▶ [WHAT IS NEEDED]: Quote the records that follow in full, leaving the pictures out.

* START *

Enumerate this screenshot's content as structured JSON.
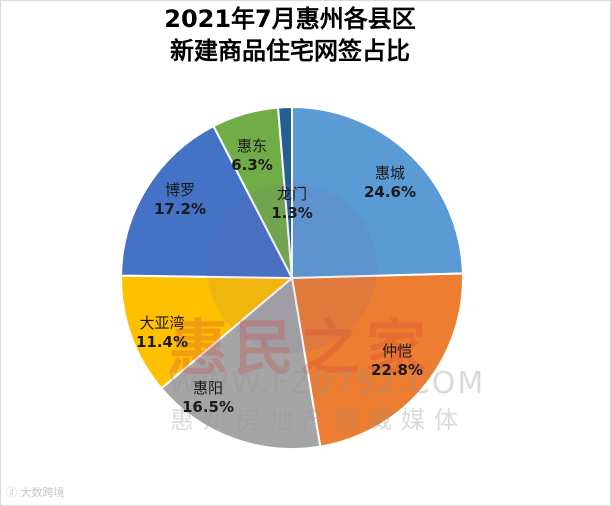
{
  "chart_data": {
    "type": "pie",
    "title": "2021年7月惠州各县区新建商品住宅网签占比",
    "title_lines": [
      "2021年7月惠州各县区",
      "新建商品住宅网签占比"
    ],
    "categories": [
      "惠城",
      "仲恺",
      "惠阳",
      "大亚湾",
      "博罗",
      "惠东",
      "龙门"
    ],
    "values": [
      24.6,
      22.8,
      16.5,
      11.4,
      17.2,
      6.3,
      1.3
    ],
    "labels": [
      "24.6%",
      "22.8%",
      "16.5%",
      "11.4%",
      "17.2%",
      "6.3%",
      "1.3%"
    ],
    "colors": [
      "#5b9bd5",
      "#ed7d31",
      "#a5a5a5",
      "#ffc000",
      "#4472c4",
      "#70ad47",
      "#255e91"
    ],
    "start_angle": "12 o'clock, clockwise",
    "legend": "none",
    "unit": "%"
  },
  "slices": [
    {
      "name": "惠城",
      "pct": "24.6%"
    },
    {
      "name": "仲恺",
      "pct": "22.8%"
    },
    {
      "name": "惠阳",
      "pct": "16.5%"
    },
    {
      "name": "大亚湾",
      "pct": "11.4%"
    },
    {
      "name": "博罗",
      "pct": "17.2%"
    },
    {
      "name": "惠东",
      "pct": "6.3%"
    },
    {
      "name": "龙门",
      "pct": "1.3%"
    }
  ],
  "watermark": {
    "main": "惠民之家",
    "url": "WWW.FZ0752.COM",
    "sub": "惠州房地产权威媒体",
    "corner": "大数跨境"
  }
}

* END *

▶ [FINISHED TASK]:
Enumerate this screenshot's content as structured JSON.
{
  "chart_data": {
    "type": "pie",
    "title": "2021年7月惠州各县区新建商品住宅网签占比",
    "title_lines": [
      "2021年7月惠州各县区",
      "新建商品住宅网签占比"
    ],
    "categories": [
      "惠城",
      "仲恺",
      "惠阳",
      "大亚湾",
      "博罗",
      "惠东",
      "龙门"
    ],
    "values": [
      24.6,
      22.8,
      16.5,
      11.4,
      17.2,
      6.3,
      1.3
    ],
    "labels": [
      "24.6%",
      "22.8%",
      "16.5%",
      "11.4%",
      "17.2%",
      "6.3%",
      "1.3%"
    ],
    "colors": [
      "#5b9bd5",
      "#ed7d31",
      "#a5a5a5",
      "#ffc000",
      "#4472c4",
      "#70ad47",
      "#255e91"
    ],
    "start_angle": "12 o'clock, clockwise",
    "legend": "none",
    "unit": "%"
  },
  "slices": [
    {
      "name": "惠城",
      "pct": "24.6%"
    },
    {
      "name": "仲恺",
      "pct": "22.8%"
    },
    {
      "name": "惠阳",
      "pct": "16.5%"
    },
    {
      "name": "大亚湾",
      "pct": "11.4%"
    },
    {
      "name": "博罗",
      "pct": "17.2%"
    },
    {
      "name": "惠东",
      "pct": "6.3%"
    },
    {
      "name": "龙门",
      "pct": "1.3%"
    }
  ],
  "watermark": {
    "main": "惠民之家",
    "url": "WWW.FZ0752.COM",
    "sub": "惠州房地产权威媒体",
    "corner": "大数跨境"
  }
}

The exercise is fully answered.